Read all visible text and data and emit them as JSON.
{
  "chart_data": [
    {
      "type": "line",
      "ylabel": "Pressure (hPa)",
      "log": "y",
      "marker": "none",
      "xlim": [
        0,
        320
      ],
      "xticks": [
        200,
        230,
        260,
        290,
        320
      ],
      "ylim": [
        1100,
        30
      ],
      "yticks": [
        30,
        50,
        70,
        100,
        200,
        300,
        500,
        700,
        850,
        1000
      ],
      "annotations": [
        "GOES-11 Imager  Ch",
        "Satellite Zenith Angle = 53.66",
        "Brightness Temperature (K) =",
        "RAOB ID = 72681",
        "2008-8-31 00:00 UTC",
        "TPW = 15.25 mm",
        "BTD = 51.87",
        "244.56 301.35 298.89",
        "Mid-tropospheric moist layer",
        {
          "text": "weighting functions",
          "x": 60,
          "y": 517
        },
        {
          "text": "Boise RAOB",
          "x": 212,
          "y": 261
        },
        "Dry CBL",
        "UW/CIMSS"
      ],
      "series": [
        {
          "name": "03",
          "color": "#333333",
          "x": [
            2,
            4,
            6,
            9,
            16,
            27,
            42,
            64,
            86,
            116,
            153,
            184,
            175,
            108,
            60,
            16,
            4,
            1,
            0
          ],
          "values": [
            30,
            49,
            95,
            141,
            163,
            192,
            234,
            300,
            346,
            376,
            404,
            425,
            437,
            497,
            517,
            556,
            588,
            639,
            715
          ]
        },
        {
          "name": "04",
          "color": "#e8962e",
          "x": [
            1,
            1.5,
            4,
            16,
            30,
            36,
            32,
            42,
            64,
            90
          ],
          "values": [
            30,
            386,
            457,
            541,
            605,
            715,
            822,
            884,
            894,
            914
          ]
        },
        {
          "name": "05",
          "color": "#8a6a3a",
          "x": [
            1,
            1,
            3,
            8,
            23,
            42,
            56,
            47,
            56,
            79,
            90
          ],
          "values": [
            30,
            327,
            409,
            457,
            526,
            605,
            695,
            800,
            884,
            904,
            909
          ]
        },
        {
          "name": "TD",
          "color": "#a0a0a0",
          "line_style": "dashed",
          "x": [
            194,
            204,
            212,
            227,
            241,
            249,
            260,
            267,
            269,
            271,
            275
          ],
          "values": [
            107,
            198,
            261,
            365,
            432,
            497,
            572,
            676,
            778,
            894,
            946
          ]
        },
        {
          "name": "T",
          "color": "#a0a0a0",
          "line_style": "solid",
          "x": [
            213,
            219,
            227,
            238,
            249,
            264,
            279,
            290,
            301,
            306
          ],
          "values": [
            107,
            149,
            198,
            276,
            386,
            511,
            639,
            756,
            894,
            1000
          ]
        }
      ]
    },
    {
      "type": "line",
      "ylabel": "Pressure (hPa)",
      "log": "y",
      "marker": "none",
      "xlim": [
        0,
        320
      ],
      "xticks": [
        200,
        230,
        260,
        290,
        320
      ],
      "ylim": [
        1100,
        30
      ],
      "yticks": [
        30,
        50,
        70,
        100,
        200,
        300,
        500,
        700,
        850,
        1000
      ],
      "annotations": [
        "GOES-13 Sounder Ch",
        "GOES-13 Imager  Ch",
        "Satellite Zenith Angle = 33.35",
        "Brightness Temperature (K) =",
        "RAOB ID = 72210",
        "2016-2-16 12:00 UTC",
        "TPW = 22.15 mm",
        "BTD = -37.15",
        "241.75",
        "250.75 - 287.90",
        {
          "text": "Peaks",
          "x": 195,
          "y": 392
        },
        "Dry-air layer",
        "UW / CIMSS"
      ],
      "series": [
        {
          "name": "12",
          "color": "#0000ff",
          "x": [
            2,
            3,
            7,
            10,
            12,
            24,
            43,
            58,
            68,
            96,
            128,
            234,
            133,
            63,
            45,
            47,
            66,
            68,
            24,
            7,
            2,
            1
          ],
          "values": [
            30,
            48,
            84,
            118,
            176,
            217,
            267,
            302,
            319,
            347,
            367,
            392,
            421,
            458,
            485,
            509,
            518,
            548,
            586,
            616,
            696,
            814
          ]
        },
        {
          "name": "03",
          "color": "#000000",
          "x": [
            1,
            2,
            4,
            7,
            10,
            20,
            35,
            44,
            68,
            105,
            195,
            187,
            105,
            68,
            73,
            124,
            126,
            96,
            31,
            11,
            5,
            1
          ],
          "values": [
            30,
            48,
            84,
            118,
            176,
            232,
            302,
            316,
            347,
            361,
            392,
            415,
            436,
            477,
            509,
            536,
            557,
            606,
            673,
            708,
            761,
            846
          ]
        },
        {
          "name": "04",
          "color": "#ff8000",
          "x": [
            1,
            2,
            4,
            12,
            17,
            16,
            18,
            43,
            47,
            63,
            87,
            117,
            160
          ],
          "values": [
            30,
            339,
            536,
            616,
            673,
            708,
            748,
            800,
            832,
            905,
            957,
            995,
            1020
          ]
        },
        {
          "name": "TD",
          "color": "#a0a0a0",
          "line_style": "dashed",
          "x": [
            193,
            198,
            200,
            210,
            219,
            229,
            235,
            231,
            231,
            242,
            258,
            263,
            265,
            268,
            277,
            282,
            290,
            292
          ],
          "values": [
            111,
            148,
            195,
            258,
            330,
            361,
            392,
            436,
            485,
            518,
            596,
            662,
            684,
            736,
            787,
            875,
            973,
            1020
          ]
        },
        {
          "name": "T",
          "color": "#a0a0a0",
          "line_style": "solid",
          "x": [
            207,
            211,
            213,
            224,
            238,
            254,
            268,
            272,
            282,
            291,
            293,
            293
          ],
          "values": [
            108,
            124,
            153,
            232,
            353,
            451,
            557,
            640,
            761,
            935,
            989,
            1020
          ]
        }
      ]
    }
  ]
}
_ _ _ _
— Objective —
Look for lines containing the string "layer" and copy them all.

— Result of the task —
        "Mid-tropospheric moist layer",
        "Dry-air layer",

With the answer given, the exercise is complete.